* **GIVEN PROBLEM**:
Set out the entries as a numbered list, starting at the line with "Wedge shape xyxy=(370,0,442,83)" and going up to and including the line with "Wedge shape xyxy=(734,90,848,157)". Leave out any blank lines.

* **RECORDS TO USE**:
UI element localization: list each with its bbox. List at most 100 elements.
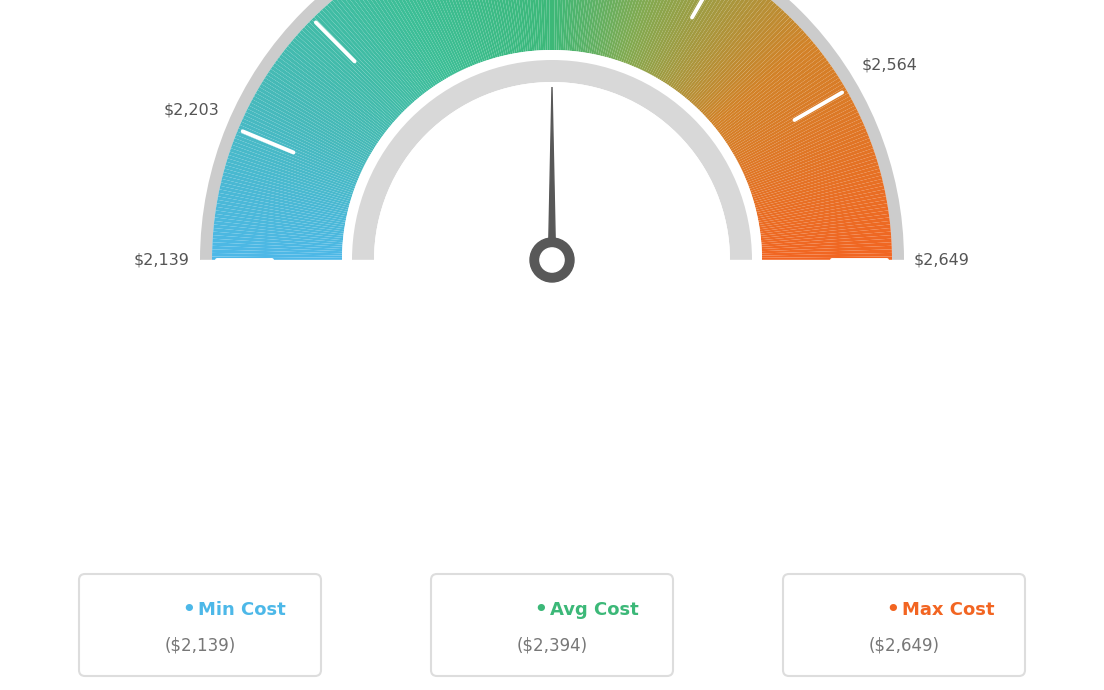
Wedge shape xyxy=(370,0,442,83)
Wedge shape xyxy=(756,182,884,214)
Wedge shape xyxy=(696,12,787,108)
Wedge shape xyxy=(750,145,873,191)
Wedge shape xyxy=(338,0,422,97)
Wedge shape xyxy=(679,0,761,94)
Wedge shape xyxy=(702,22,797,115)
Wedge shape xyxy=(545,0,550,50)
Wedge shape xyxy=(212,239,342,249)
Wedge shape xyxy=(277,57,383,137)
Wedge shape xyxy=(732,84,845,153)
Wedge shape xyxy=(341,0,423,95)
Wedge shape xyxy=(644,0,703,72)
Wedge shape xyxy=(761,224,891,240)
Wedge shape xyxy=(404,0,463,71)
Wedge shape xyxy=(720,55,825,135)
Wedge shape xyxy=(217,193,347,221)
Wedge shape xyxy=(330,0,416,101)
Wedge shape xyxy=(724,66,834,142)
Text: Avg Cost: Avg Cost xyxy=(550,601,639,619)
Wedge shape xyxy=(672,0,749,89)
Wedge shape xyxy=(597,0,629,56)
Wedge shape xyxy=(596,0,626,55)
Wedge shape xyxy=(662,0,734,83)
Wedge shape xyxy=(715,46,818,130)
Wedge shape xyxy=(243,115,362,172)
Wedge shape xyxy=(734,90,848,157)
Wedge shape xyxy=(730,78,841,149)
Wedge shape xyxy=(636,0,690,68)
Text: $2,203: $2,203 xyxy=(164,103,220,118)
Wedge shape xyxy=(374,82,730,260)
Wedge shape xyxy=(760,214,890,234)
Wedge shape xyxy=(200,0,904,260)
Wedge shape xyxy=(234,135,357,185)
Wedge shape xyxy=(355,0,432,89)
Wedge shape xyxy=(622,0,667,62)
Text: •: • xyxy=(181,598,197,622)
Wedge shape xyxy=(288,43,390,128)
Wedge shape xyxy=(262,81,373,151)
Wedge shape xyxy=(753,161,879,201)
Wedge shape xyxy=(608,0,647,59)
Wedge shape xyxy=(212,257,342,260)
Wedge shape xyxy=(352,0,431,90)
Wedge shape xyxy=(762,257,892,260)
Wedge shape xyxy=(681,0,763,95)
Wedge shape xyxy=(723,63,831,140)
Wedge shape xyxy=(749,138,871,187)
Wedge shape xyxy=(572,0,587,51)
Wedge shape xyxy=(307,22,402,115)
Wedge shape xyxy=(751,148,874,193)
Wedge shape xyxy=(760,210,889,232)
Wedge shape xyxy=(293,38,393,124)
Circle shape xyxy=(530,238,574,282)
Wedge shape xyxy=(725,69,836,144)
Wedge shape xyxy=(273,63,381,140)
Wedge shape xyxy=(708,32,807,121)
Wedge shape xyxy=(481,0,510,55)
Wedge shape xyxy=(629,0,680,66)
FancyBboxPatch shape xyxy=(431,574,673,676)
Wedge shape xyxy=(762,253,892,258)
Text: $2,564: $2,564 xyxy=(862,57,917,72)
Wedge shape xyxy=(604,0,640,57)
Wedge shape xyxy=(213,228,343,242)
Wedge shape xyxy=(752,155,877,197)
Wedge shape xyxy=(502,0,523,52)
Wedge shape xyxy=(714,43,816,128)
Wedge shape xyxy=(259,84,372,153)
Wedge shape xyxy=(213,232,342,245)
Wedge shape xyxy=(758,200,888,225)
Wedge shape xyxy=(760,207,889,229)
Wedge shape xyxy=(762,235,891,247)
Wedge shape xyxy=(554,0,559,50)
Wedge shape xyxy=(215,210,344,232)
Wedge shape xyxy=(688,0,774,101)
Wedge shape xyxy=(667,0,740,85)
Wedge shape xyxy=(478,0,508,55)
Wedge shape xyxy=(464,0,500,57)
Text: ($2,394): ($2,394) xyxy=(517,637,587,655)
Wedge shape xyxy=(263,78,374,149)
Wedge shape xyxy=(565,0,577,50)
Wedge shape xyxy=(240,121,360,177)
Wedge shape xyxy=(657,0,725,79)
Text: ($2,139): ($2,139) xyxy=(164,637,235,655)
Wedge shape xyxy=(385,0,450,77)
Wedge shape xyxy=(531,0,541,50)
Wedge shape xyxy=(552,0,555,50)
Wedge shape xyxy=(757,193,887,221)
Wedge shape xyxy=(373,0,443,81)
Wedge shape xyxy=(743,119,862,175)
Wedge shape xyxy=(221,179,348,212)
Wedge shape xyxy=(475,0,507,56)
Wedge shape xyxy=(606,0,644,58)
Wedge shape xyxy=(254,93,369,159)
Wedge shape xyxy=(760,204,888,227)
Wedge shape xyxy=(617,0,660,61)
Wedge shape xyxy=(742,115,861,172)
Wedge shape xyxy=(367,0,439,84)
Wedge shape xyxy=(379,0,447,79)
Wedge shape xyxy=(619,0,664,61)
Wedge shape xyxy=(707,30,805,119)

* **SOLVED EXERCISE**:
1. Wedge shape xyxy=(370,0,442,83)
2. Wedge shape xyxy=(756,182,884,214)
3. Wedge shape xyxy=(696,12,787,108)
4. Wedge shape xyxy=(750,145,873,191)
5. Wedge shape xyxy=(338,0,422,97)
6. Wedge shape xyxy=(679,0,761,94)
7. Wedge shape xyxy=(702,22,797,115)
8. Wedge shape xyxy=(545,0,550,50)
9. Wedge shape xyxy=(212,239,342,249)
10. Wedge shape xyxy=(277,57,383,137)
11. Wedge shape xyxy=(732,84,845,153)
12. Wedge shape xyxy=(341,0,423,95)
13. Wedge shape xyxy=(644,0,703,72)
14. Wedge shape xyxy=(761,224,891,240)
15. Wedge shape xyxy=(404,0,463,71)
16. Wedge shape xyxy=(720,55,825,135)
17. Wedge shape xyxy=(217,193,347,221)
18. Wedge shape xyxy=(330,0,416,101)
19. Wedge shape xyxy=(724,66,834,142)
20. Text: Avg Cost: Avg Cost xyxy=(550,601,639,619)
21. Wedge shape xyxy=(672,0,749,89)
22. Wedge shape xyxy=(597,0,629,56)
23. Wedge shape xyxy=(596,0,626,55)
24. Wedge shape xyxy=(662,0,734,83)
25. Wedge shape xyxy=(715,46,818,130)
26. Wedge shape xyxy=(243,115,362,172)
27. Wedge shape xyxy=(734,90,848,157)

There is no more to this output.